» Given instruction
Rewrite the listing so that every occurrence of "interactable" becomes "clickable", leaving everything else unchanged.

» Task material
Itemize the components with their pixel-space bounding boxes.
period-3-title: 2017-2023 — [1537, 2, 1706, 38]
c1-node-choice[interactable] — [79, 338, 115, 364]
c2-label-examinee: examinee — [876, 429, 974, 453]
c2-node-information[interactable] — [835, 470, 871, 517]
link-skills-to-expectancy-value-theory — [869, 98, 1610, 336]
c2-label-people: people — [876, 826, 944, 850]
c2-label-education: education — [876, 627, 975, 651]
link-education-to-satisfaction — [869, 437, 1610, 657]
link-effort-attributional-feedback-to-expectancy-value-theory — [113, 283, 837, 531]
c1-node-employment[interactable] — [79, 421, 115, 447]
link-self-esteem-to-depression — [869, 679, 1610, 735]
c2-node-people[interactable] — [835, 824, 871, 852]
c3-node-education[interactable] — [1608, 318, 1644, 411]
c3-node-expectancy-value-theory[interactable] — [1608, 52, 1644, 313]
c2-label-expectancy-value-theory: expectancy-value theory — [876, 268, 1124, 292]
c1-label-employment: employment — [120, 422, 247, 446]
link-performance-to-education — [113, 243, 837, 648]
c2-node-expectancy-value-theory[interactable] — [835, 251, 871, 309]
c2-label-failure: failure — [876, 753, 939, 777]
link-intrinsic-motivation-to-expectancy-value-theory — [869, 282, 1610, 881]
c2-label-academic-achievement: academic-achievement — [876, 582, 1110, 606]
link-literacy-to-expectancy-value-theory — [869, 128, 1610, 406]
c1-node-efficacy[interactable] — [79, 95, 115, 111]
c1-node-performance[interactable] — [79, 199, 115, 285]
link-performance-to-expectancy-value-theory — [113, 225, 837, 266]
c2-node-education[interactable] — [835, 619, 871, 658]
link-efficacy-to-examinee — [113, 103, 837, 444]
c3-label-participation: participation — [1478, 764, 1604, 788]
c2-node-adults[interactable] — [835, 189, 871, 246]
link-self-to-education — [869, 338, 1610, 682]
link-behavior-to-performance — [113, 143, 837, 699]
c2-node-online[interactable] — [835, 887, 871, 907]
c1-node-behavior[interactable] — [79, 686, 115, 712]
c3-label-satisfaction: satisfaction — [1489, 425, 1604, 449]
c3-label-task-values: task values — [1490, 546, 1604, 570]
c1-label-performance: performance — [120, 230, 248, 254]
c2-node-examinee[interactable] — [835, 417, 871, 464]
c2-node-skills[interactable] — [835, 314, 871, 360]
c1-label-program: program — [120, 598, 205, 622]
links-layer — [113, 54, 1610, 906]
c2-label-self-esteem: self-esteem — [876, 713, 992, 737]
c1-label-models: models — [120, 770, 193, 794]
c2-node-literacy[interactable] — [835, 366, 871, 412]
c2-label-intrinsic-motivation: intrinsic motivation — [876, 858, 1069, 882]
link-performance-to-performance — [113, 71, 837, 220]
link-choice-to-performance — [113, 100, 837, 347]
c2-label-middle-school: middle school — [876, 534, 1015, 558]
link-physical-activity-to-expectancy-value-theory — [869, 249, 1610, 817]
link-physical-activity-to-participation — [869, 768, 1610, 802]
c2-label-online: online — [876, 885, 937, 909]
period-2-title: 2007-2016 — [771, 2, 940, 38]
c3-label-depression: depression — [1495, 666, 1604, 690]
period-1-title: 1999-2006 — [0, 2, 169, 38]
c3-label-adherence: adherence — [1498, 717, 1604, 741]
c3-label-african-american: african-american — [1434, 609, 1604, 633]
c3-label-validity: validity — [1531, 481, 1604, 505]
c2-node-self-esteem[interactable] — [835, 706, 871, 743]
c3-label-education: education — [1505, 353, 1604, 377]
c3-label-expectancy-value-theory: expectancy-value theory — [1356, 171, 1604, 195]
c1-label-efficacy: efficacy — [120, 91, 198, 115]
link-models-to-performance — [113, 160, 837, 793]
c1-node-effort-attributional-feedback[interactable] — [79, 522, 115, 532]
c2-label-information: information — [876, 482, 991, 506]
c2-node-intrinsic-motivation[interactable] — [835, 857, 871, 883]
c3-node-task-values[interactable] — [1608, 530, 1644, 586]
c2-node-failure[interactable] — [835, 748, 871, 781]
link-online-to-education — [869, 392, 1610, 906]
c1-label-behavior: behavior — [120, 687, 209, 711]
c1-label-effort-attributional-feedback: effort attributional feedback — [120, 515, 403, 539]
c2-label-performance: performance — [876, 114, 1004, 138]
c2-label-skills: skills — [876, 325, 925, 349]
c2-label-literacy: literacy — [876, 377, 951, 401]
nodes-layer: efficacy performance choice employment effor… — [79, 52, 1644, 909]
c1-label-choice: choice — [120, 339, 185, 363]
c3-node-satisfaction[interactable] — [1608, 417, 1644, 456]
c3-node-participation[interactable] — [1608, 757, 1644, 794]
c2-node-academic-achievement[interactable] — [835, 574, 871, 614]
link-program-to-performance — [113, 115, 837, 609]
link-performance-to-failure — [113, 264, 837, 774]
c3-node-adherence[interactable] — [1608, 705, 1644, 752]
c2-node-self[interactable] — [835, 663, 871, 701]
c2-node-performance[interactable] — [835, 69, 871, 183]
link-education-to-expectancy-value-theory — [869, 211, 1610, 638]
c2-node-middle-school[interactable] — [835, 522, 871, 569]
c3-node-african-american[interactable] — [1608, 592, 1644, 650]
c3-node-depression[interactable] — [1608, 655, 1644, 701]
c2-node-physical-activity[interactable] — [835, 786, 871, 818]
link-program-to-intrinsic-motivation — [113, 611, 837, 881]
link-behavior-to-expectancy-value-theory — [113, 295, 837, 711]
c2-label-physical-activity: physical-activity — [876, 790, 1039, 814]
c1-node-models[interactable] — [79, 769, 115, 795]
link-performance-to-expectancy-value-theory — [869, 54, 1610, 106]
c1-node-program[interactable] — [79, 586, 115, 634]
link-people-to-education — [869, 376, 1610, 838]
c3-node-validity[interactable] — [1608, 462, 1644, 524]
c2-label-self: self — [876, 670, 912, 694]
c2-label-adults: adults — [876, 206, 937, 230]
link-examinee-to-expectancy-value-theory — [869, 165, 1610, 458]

» Reply
Itemize the components with their pixel-space bounding boxes.
period-3-title: 2017-2023 — [1537, 2, 1706, 38]
c1-node-choice[clickable] — [79, 338, 115, 364]
c2-label-examinee: examinee — [876, 429, 974, 453]
c2-node-information[clickable] — [835, 470, 871, 517]
link-skills-to-expectancy-value-theory — [869, 98, 1610, 336]
c2-label-people: people — [876, 826, 944, 850]
c2-label-education: education — [876, 627, 975, 651]
link-education-to-satisfaction — [869, 437, 1610, 657]
link-effort-attributional-feedback-to-expectancy-value-theory — [113, 283, 837, 531]
c1-node-employment[clickable] — [79, 421, 115, 447]
link-self-esteem-to-depression — [869, 679, 1610, 735]
c2-node-people[clickable] — [835, 824, 871, 852]
c3-node-education[clickable] — [1608, 318, 1644, 411]
c3-node-expectancy-value-theory[clickable] — [1608, 52, 1644, 313]
c2-label-expectancy-value-theory: expectancy-value theory — [876, 268, 1124, 292]
c1-label-employment: employment — [120, 422, 247, 446]
link-performance-to-education — [113, 243, 837, 648]
c2-node-expectancy-value-theory[clickable] — [835, 251, 871, 309]
c2-label-failure: failure — [876, 753, 939, 777]
link-intrinsic-motivation-to-expectancy-value-theory — [869, 282, 1610, 881]
c2-label-academic-achievement: academic-achievement — [876, 582, 1110, 606]
link-literacy-to-expectancy-value-theory — [869, 128, 1610, 406]
c1-node-efficacy[clickable] — [79, 95, 115, 111]
c1-node-performance[clickable] — [79, 199, 115, 285]
link-performance-to-expectancy-value-theory — [113, 225, 837, 266]
c2-node-education[clickable] — [835, 619, 871, 658]
link-efficacy-to-examinee — [113, 103, 837, 444]
c3-label-participation: participation — [1478, 764, 1604, 788]
c2-node-adults[clickable] — [835, 189, 871, 246]
link-self-to-education — [869, 338, 1610, 682]
link-behavior-to-performance — [113, 143, 837, 699]
c2-node-online[clickable] — [835, 887, 871, 907]
c1-node-behavior[clickable] — [79, 686, 115, 712]
c3-label-satisfaction: satisfaction — [1489, 425, 1604, 449]
c3-label-task-values: task values — [1490, 546, 1604, 570]
c1-label-performance: performance — [120, 230, 248, 254]
c2-node-examinee[clickable] — [835, 417, 871, 464]
c2-node-skills[clickable] — [835, 314, 871, 360]
c1-label-program: program — [120, 598, 205, 622]
links-layer — [113, 54, 1610, 906]
c2-label-self-esteem: self-esteem — [876, 713, 992, 737]
c1-label-models: models — [120, 770, 193, 794]
c2-node-literacy[clickable] — [835, 366, 871, 412]
c2-label-intrinsic-motivation: intrinsic motivation — [876, 858, 1069, 882]
link-performance-to-performance — [113, 71, 837, 220]
link-choice-to-performance — [113, 100, 837, 347]
c2-label-middle-school: middle school — [876, 534, 1015, 558]
link-physical-activity-to-expectancy-value-theory — [869, 249, 1610, 817]
link-physical-activity-to-participation — [869, 768, 1610, 802]
c2-label-online: online — [876, 885, 937, 909]
period-2-title: 2007-2016 — [771, 2, 940, 38]
c3-label-depression: depression — [1495, 666, 1604, 690]
period-1-title: 1999-2006 — [0, 2, 169, 38]
c3-label-adherence: adherence — [1498, 717, 1604, 741]
c3-label-african-american: african-american — [1434, 609, 1604, 633]
c3-label-validity: validity — [1531, 481, 1604, 505]
c2-node-self-esteem[clickable] — [835, 706, 871, 743]
c3-label-education: education — [1505, 353, 1604, 377]
c3-label-expectancy-value-theory: expectancy-value theory — [1356, 171, 1604, 195]
c1-label-efficacy: efficacy — [120, 91, 198, 115]
link-models-to-performance — [113, 160, 837, 793]
c1-node-effort-attributional-feedback[clickable] — [79, 522, 115, 532]
c2-label-information: information — [876, 482, 991, 506]
c2-node-intrinsic-motivation[clickable] — [835, 857, 871, 883]
c3-node-task-values[clickable] — [1608, 530, 1644, 586]
c2-node-failure[clickable] — [835, 748, 871, 781]
link-online-to-education — [869, 392, 1610, 906]
c1-label-behavior: behavior — [120, 687, 209, 711]
c1-label-effort-attributional-feedback: effort attributional feedback — [120, 515, 403, 539]
c2-label-performance: performance — [876, 114, 1004, 138]
c2-label-skills: skills — [876, 325, 925, 349]
c2-label-literacy: literacy — [876, 377, 951, 401]
nodes-layer: efficacy performance choice employment effor… — [79, 52, 1644, 909]
c1-label-choice: choice — [120, 339, 185, 363]
c3-node-satisfaction[clickable] — [1608, 417, 1644, 456]
c3-node-participation[clickable] — [1608, 757, 1644, 794]
c2-node-academic-achievement[clickable] — [835, 574, 871, 614]
link-program-to-performance — [113, 115, 837, 609]
link-performance-to-failure — [113, 264, 837, 774]
c3-node-adherence[clickable] — [1608, 705, 1644, 752]
c2-node-self[clickable] — [835, 663, 871, 701]
c2-node-performance[clickable] — [835, 69, 871, 183]
link-education-to-expectancy-value-theory — [869, 211, 1610, 638]
c2-node-middle-school[clickable] — [835, 522, 871, 569]
c3-node-african-american[clickable] — [1608, 592, 1644, 650]
c3-node-depression[clickable] — [1608, 655, 1644, 701]
c2-node-physical-activity[clickable] — [835, 786, 871, 818]
link-program-to-intrinsic-motivation — [113, 611, 837, 881]
link-behavior-to-expectancy-value-theory — [113, 295, 837, 711]
c2-label-physical-activity: physical-activity — [876, 790, 1039, 814]
c1-node-models[clickable] — [79, 769, 115, 795]
link-performance-to-expectancy-value-theory — [869, 54, 1610, 106]
c1-node-program[clickable] — [79, 586, 115, 634]
link-people-to-education — [869, 376, 1610, 838]
c3-node-validity[clickable] — [1608, 462, 1644, 524]
c2-label-self: self — [876, 670, 912, 694]
c2-label-adults: adults — [876, 206, 937, 230]
link-examinee-to-expectancy-value-theory — [869, 165, 1610, 458]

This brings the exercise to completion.